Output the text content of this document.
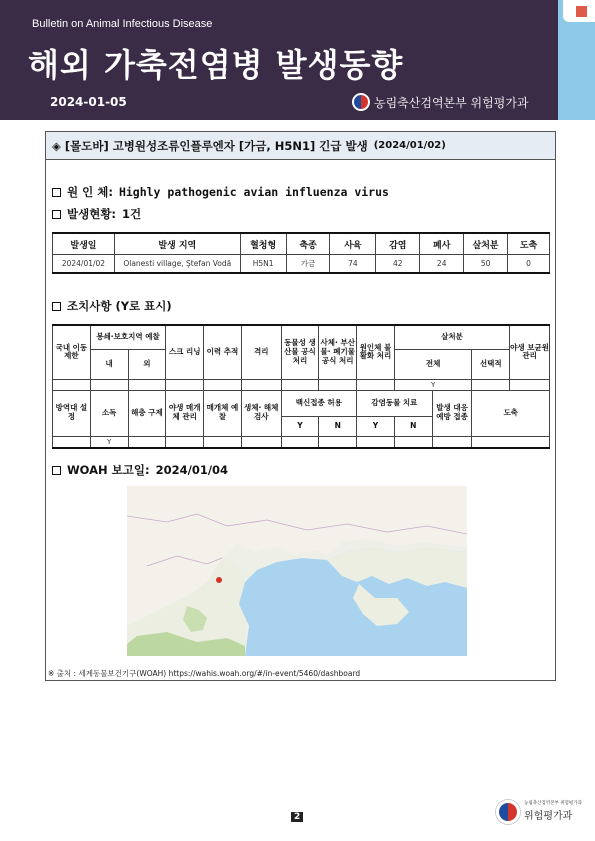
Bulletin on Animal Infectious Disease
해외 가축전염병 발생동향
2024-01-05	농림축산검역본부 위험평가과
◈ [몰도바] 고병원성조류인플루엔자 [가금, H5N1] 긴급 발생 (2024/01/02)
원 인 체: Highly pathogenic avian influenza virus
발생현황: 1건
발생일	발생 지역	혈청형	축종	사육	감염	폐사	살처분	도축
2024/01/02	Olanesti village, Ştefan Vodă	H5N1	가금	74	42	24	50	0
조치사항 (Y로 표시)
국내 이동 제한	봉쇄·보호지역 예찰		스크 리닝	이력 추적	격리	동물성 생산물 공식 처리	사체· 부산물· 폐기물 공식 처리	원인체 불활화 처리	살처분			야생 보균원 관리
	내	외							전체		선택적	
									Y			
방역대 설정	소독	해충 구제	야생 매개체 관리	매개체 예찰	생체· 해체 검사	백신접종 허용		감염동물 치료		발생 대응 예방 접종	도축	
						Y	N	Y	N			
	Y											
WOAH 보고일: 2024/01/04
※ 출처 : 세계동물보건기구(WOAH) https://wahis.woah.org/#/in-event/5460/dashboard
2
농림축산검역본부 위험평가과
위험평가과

# # # # #

Transcribe the full listing above exactly as it stands, minus the pictures.

=== ANSWER TO THIS TASK ===
Output the text content of this document.
Bulletin on Animal Infectious Disease
해외 가축전염병 발생동향
2024-01-05	농림축산검역본부 위험평가과
◈ [몰도바] 고병원성조류인플루엔자 [가금, H5N1] 긴급 발생 (2024/01/02)
원 인 체: Highly pathogenic avian influenza virus
발생현황: 1건
발생일	발생 지역	혈청형	축종	사육	감염	폐사	살처분	도축
2024/01/02	Olanesti village, Ştefan Vodă	H5N1	가금	74	42	24	50	0
조치사항 (Y로 표시)
국내 이동 제한	봉쇄·보호지역 예찰		스크 리닝	이력 추적	격리	동물성 생산물 공식 처리	사체· 부산물· 폐기물 공식 처리	원인체 불활화 처리	살처분			야생 보균원 관리
	내	외							전체		선택적	
									Y			
방역대 설정	소독	해충 구제	야생 매개체 관리	매개체 예찰	생체· 해체 검사	백신접종 허용		감염동물 치료		발생 대응 예방 접종	도축	
						Y	N	Y	N			
	Y											
WOAH 보고일: 2024/01/04
※ 출처 : 세계동물보건기구(WOAH) https://wahis.woah.org/#/in-event/5460/dashboard
2
농림축산검역본부 위험평가과
위험평가과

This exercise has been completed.